[begin Record excerpts]
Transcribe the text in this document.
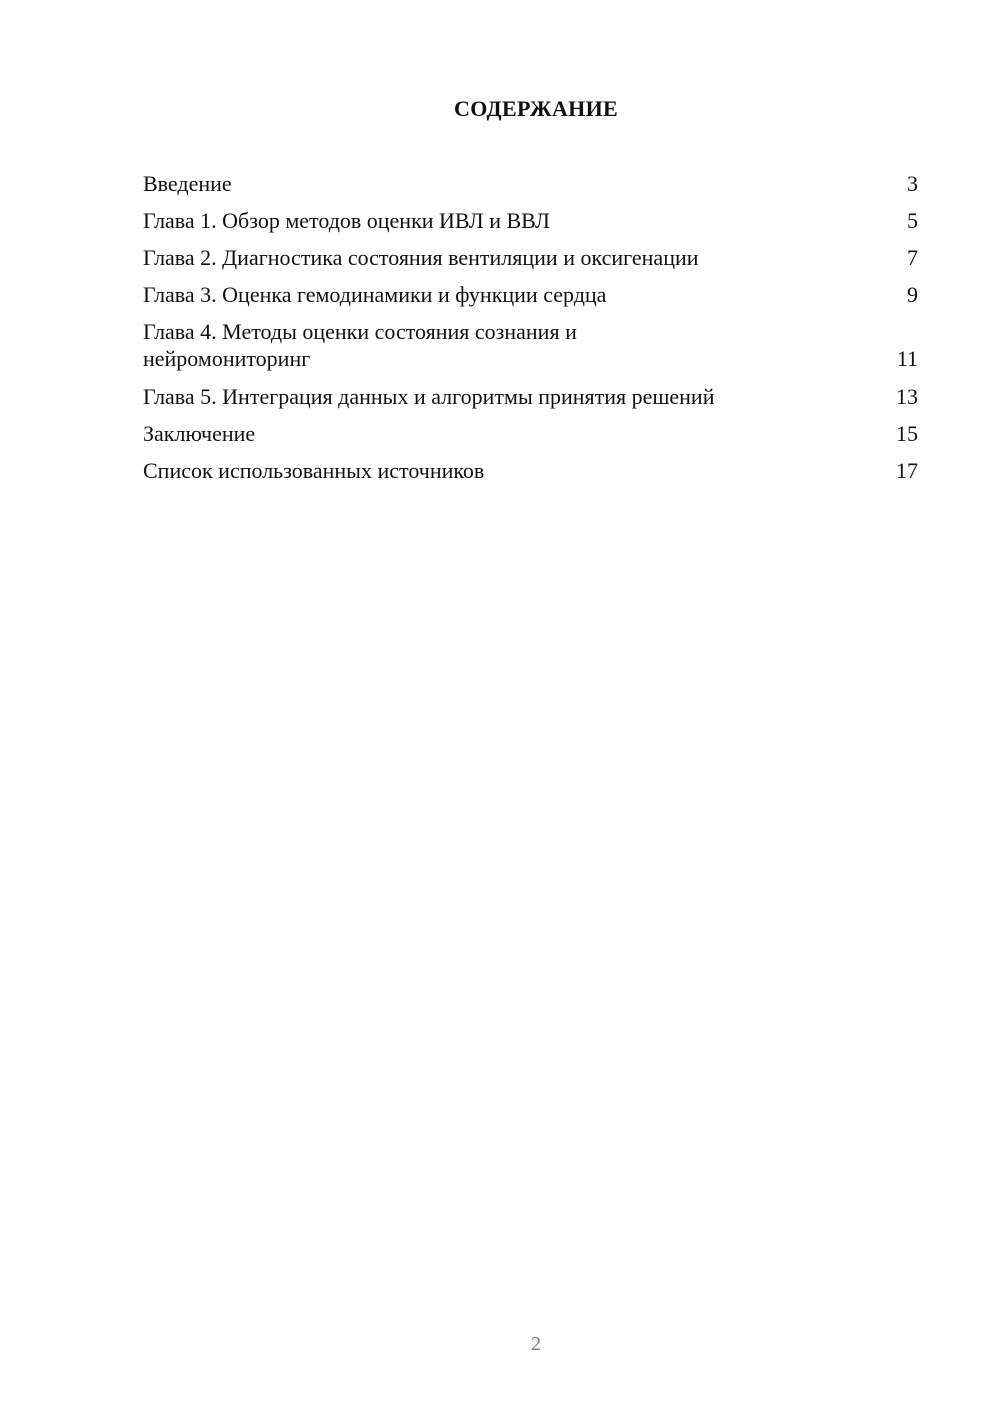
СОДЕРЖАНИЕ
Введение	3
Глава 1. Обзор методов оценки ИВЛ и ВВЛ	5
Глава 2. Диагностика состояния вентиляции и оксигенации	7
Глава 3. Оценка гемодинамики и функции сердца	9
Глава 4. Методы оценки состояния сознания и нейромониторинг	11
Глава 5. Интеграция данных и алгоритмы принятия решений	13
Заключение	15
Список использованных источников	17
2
[end Record excerpts]
- _Your objective_
Leave the pictures out, and print every line of the listing exactly as written.

- _Written reply_
Transcribe the text in this document.
СОДЕРЖАНИЕ
Введение	3
Глава 1. Обзор методов оценки ИВЛ и ВВЛ	5
Глава 2. Диагностика состояния вентиляции и оксигенации	7
Глава 3. Оценка гемодинамики и функции сердца	9
Глава 4. Методы оценки состояния сознания и нейромониторинг	11
Глава 5. Интеграция данных и алгоритмы принятия решений	13
Заключение	15
Список использованных источников	17
2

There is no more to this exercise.